====== Extrait du document

En plaçant l’égalité sociale, la redistribution, les procédés démocratiques et la refonte institutionnelle au cœur de son action, le programme de la Nupes interroge bien, sans toujours le revendiquer, les fondements du néo-libéralisme.

À l’inverse, par leur contribution au délitement de l’État social et leur inclinaison pour une « politique de l’offre », l’« aile gauche du macronisme » comme les héritiers du hollandisme semblent s’être écartés des fondements doctrinaux de la social-démocratie. Ce constat invite à interroger le rôle politique dévolu à cette étiquette.

Le lancement de La Convention illustre la fonction politique de la référence à l’identité sociale-démocrate. Entouré de François Hollande et de plusieurs des figures de la social-démocratie européenne, Bernard Cazeneuve a construit son discours autour de la revendication d’une culture de gouvernement. Il a rejoué l’opposition traditionnelle entre les courants radicaux de la gauche, jugés irréalistes, et sa branche réformiste, raisonnable, capable d’assumer sa vocation à gouverner.

Ce schéma s’observe dans la trajectoire de nombre des partis socialistes européens. Leur identité s’est progressivement ancrée dans les capacités à intégrer les contraintes économiques et budgétaires de l’État et à exercer durablement le pouvoir, plutôt que dans une revendication idéologique ou une alternative politique marquée.

En France, c’est ce qu’illustre le premier septennat de François Mitterrand. La rupture avec le projet de 1981 et l’adoption des outils de la gouvernementalité libérale sont alors justifiées en tant que gages de la capacité du parti à gérer les affaires courantes du pays.

En prolongeant ce schéma, le discours de Bernard Cazeneuve passe sous silence les positions social-libérales du hollandisme (concernant, par exemple, les crédits d’impôts aux entreprises ou la loi travail). Il renvoie également la Nupes à une irresponsabilité de radicaux, voire à une extrême gauche pendant de l’extrême droite.

En arguant que le pouvoir ne se conquiert pas par les marges, il s’agit de revendiquer une position centrale susceptible d’agréger des intérêts divers et de profiter des logiques d’alternance. C’est une position que reprennent les courants qui, au sein du PS, se sont exprimés contre la Nupes. Cependant, en dépit de leur revendication de centralité, la ligne Cazeneuve comme les anti-Nupes du PS demeurent largement minoritaires au plan électoral.

============

• **Travail demandé**:
Transcrivez sans rien changer le passage de l'extrait ci-dessus sur la social-démocratie qui va de « En France, c’est » à « de l’extrême droite. ».

====== Lignes

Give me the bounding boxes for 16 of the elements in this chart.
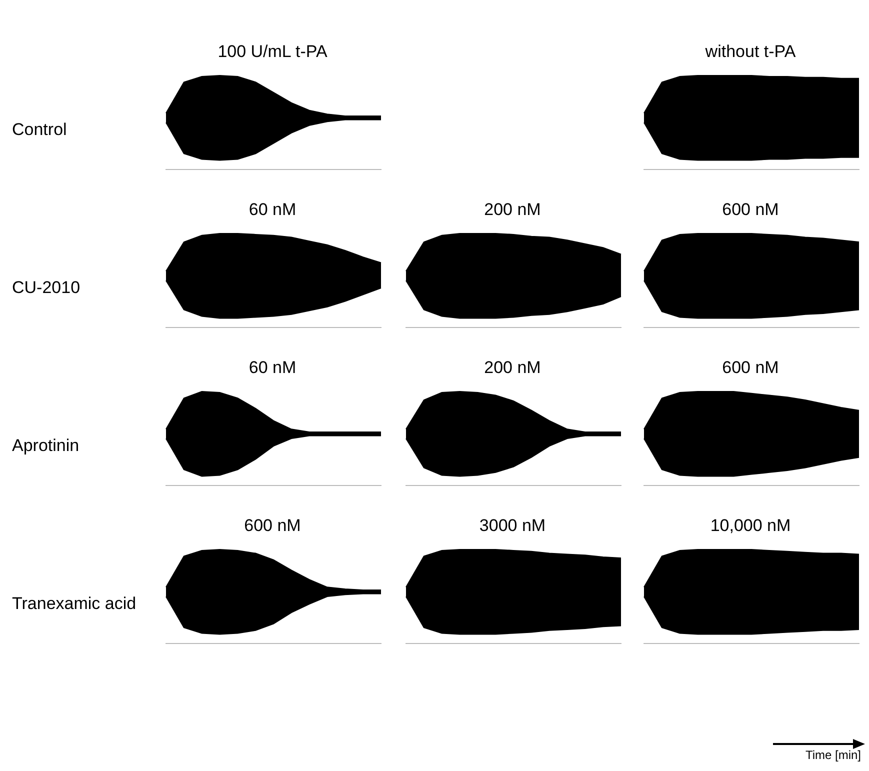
chart-title: 600 nM <box>243 515 302 537</box>
chart-title: 60 nM <box>248 199 298 221</box>
chart-title: 600 nM <box>721 357 780 379</box>
chart-title: 10,000 nM <box>709 515 792 537</box>
y-axis-title: Tranexamic acid <box>12 594 138 612</box>
chart-title: 600 nM <box>721 199 780 221</box>
text: Time [min] <box>805 748 861 762</box>
y-axis-title: Control <box>12 120 68 138</box>
y-axis-title: Aprotinin <box>12 436 80 454</box>
y-axis-title: CU-2010 <box>12 278 82 296</box>
chart-title: 200 nM <box>483 357 542 379</box>
chart-title: 3000 nM <box>478 515 547 537</box>
chart-title: without t-PA <box>704 41 797 63</box>
chart-title: 60 nM <box>248 357 298 379</box>
chart-title: 100 U/mL t-PA <box>216 41 328 63</box>
chart-title: 200 nM <box>483 199 542 221</box>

============

• **Exercice terminé**:
En France, c’est ce qu’illustre le premier septennat de François Mitterrand. La rupture avec le projet de 1981 et l’adoption des outils de la gouvernementalité libérale sont alors justifiées en tant que gages de la capacité du parti à gérer les affaires courantes du pays.

En prolongeant ce schéma, le discours de Bernard Cazeneuve passe sous silence les positions social-libérales du hollandisme (concernant, par exemple, les crédits d’impôts aux entreprises ou la loi travail). Il renvoie également la Nupes à une irresponsabilité de radicaux, voire à une extrême gauche pendant de l’extrême droite.